→ WHAT YOU ARE ASKED TO DO
Report how many lines in the listing below include the word "مقاصد". Write nothing besides the number.
[EXCERPTED RECORDS start]
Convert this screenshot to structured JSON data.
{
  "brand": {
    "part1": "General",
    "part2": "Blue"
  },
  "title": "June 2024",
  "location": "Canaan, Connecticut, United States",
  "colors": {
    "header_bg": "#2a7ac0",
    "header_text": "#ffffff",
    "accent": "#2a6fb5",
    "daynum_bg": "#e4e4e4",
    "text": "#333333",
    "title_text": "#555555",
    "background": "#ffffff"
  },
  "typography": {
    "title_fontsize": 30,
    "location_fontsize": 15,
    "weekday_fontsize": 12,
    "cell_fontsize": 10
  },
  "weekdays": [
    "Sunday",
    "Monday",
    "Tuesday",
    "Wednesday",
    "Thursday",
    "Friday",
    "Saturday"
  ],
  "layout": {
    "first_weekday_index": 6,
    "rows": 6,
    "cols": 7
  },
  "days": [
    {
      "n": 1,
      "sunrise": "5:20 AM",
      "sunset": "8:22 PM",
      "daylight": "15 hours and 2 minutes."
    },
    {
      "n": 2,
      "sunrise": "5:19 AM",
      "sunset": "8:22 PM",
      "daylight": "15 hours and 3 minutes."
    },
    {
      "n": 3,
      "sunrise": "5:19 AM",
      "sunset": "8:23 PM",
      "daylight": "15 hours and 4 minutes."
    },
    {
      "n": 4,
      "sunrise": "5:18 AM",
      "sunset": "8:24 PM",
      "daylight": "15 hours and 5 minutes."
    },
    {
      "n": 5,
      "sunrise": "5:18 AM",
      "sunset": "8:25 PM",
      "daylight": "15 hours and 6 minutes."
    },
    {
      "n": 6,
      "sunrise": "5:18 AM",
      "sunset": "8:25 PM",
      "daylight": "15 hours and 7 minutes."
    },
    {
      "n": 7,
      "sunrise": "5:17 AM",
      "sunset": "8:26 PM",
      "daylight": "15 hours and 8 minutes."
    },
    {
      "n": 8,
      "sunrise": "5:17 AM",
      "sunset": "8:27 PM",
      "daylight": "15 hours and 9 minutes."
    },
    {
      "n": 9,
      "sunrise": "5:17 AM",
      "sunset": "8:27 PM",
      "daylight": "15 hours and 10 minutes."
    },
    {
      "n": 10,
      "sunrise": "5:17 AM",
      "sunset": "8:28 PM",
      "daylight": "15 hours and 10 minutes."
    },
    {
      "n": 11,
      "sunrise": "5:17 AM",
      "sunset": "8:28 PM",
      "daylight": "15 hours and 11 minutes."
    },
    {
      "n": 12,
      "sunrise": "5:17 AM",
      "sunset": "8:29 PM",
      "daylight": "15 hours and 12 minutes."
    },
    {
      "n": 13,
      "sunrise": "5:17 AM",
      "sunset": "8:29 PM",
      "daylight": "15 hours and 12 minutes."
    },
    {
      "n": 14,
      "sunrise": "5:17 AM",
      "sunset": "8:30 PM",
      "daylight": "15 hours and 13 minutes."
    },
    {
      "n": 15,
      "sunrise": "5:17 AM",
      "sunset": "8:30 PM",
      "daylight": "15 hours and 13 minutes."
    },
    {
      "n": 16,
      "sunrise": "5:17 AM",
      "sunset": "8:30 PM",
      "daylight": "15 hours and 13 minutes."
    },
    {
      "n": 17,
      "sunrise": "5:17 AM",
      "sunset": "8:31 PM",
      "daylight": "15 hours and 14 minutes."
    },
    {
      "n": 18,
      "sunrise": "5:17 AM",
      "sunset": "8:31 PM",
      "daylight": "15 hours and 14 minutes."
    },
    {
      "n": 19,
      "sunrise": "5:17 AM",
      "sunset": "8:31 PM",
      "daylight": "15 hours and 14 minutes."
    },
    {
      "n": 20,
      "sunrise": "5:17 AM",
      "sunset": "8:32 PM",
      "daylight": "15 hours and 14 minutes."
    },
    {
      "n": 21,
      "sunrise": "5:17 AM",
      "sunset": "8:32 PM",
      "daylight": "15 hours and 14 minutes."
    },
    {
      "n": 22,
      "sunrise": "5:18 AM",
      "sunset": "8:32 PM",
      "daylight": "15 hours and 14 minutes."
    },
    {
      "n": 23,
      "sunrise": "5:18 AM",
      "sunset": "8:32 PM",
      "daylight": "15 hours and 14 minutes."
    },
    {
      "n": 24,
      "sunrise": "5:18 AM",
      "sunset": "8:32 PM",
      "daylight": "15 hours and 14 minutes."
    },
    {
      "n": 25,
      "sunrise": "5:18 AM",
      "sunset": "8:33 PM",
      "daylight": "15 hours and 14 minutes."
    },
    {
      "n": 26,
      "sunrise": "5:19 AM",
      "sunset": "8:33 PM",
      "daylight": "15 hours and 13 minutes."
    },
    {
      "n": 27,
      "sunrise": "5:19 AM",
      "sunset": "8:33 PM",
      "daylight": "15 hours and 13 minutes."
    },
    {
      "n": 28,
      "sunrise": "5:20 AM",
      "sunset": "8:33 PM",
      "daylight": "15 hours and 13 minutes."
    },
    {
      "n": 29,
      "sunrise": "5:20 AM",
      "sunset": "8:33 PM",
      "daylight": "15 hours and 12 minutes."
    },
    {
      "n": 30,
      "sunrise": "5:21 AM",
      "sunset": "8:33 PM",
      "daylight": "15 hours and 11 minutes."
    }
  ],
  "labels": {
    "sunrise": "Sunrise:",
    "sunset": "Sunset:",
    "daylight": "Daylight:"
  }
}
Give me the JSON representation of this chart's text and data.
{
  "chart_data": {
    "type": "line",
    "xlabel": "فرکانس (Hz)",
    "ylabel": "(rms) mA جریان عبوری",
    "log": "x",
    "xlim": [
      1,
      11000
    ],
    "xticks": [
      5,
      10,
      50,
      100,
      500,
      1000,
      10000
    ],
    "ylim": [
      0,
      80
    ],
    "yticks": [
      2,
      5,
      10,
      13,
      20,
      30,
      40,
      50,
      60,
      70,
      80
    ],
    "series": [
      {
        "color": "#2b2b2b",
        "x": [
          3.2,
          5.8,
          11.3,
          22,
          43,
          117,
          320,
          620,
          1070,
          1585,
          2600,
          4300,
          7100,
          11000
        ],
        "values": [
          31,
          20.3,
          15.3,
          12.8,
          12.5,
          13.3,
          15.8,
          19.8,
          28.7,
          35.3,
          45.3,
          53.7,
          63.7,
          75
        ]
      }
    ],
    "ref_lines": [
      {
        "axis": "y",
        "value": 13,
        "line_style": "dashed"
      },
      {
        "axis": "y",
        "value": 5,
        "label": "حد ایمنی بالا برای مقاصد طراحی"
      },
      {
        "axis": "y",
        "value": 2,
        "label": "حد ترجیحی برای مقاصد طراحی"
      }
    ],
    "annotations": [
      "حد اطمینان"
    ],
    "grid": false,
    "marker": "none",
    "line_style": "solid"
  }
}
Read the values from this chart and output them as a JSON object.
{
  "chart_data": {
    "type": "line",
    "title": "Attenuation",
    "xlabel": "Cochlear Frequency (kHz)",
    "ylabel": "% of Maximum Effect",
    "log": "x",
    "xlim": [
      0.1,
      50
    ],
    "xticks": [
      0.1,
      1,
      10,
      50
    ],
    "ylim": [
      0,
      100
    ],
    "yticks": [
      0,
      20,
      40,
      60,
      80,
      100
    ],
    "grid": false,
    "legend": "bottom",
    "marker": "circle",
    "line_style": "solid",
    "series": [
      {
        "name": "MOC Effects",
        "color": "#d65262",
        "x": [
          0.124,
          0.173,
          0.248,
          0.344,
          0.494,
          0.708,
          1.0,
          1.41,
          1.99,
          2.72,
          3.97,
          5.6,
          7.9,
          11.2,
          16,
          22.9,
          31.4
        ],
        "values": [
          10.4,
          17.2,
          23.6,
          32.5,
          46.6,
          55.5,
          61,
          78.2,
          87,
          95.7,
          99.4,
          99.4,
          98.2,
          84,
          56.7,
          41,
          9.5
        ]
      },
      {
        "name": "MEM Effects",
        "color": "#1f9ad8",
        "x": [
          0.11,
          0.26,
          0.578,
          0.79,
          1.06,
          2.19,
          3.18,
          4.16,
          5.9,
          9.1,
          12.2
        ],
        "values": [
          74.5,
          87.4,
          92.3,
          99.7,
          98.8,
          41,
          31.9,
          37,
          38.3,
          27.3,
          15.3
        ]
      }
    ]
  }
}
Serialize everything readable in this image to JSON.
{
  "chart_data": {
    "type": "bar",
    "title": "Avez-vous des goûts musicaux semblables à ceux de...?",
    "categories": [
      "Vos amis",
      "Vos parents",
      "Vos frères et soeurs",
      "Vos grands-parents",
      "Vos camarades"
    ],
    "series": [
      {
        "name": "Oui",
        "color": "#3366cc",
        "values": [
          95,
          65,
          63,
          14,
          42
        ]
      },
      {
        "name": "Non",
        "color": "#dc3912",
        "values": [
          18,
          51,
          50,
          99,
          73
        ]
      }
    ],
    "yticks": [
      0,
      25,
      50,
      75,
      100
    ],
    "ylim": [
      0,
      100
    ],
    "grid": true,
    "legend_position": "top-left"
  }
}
[EXCERPTED RECORDS end]
→ WRITTEN REPLY
2